THE TASK
Repeat the data verbatim.

DATA FOR THIS EXERCISE
--

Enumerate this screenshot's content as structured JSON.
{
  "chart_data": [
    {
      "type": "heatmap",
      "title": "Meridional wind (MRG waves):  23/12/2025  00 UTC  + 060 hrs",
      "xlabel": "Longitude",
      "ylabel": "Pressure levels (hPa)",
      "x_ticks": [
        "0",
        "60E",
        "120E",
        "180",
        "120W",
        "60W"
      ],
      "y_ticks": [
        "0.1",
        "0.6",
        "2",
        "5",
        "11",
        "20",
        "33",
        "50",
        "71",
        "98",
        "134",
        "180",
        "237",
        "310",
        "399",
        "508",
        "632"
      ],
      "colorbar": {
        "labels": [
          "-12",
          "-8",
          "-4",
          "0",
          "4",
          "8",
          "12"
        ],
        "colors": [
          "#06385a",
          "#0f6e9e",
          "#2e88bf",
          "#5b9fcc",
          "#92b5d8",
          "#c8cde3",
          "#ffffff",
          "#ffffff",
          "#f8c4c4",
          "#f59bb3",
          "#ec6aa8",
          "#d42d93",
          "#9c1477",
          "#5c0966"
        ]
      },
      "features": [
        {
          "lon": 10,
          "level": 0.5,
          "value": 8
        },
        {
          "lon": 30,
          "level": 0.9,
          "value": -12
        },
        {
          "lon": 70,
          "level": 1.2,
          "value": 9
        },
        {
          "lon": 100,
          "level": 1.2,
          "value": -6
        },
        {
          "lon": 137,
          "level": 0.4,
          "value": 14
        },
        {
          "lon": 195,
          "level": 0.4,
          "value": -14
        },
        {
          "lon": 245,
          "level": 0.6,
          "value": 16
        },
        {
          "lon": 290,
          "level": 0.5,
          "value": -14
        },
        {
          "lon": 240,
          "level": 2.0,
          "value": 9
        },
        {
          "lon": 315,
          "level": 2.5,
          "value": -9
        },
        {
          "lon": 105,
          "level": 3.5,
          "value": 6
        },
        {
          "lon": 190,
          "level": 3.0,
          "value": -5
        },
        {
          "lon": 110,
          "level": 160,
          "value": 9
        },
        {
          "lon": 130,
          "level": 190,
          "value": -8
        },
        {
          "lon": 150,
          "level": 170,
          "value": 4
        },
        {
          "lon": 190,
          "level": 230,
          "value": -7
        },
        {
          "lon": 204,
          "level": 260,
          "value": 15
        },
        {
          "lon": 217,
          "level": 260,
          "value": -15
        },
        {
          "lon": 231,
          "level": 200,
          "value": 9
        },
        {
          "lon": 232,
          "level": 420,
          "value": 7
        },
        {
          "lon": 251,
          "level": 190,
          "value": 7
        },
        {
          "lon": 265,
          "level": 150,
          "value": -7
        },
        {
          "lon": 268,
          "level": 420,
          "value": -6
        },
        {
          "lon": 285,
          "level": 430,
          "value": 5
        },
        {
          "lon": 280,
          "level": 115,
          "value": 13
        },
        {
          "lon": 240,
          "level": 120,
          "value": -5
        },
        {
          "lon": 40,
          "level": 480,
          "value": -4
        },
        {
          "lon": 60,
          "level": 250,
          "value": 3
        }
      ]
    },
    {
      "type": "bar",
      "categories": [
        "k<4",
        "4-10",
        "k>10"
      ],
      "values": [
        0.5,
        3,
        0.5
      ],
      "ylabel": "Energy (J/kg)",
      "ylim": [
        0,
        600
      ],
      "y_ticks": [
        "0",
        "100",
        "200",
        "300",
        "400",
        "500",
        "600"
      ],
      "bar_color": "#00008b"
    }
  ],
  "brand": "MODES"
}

--

THE OUTPUT
Enumerate this screenshot's content as structured JSON.
{
  "chart_data": [
    {
      "type": "heatmap",
      "title": "Meridional wind (MRG waves):  23/12/2025  00 UTC  + 060 hrs",
      "xlabel": "Longitude",
      "ylabel": "Pressure levels (hPa)",
      "x_ticks": [
        "0",
        "60E",
        "120E",
        "180",
        "120W",
        "60W"
      ],
      "y_ticks": [
        "0.1",
        "0.6",
        "2",
        "5",
        "11",
        "20",
        "33",
        "50",
        "71",
        "98",
        "134",
        "180",
        "237",
        "310",
        "399",
        "508",
        "632"
      ],
      "colorbar": {
        "labels": [
          "-12",
          "-8",
          "-4",
          "0",
          "4",
          "8",
          "12"
        ],
        "colors": [
          "#06385a",
          "#0f6e9e",
          "#2e88bf",
          "#5b9fcc",
          "#92b5d8",
          "#c8cde3",
          "#ffffff",
          "#ffffff",
          "#f8c4c4",
          "#f59bb3",
          "#ec6aa8",
          "#d42d93",
          "#9c1477",
          "#5c0966"
        ]
      },
      "features": [
        {
          "lon": 10,
          "level": 0.5,
          "value": 8
        },
        {
          "lon": 30,
          "level": 0.9,
          "value": -12
        },
        {
          "lon": 70,
          "level": 1.2,
          "value": 9
        },
        {
          "lon": 100,
          "level": 1.2,
          "value": -6
        },
        {
          "lon": 137,
          "level": 0.4,
          "value": 14
        },
        {
          "lon": 195,
          "level": 0.4,
          "value": -14
        },
        {
          "lon": 245,
          "level": 0.6,
          "value": 16
        },
        {
          "lon": 290,
          "level": 0.5,
          "value": -14
        },
        {
          "lon": 240,
          "level": 2.0,
          "value": 9
        },
        {
          "lon": 315,
          "level": 2.5,
          "value": -9
        },
        {
          "lon": 105,
          "level": 3.5,
          "value": 6
        },
        {
          "lon": 190,
          "level": 3.0,
          "value": -5
        },
        {
          "lon": 110,
          "level": 160,
          "value": 9
        },
        {
          "lon": 130,
          "level": 190,
          "value": -8
        },
        {
          "lon": 150,
          "level": 170,
          "value": 4
        },
        {
          "lon": 190,
          "level": 230,
          "value": -7
        },
        {
          "lon": 204,
          "level": 260,
          "value": 15
        },
        {
          "lon": 217,
          "level": 260,
          "value": -15
        },
        {
          "lon": 231,
          "level": 200,
          "value": 9
        },
        {
          "lon": 232,
          "level": 420,
          "value": 7
        },
        {
          "lon": 251,
          "level": 190,
          "value": 7
        },
        {
          "lon": 265,
          "level": 150,
          "value": -7
        },
        {
          "lon": 268,
          "level": 420,
          "value": -6
        },
        {
          "lon": 285,
          "level": 430,
          "value": 5
        },
        {
          "lon": 280,
          "level": 115,
          "value": 13
        },
        {
          "lon": 240,
          "level": 120,
          "value": -5
        },
        {
          "lon": 40,
          "level": 480,
          "value": -4
        },
        {
          "lon": 60,
          "level": 250,
          "value": 3
        }
      ]
    },
    {
      "type": "bar",
      "categories": [
        "k<4",
        "4-10",
        "k>10"
      ],
      "values": [
        0.5,
        3,
        0.5
      ],
      "ylabel": "Energy (J/kg)",
      "ylim": [
        0,
        600
      ],
      "y_ticks": [
        "0",
        "100",
        "200",
        "300",
        "400",
        "500",
        "600"
      ],
      "bar_color": "#00008b"
    }
  ],
  "brand": "MODES"
}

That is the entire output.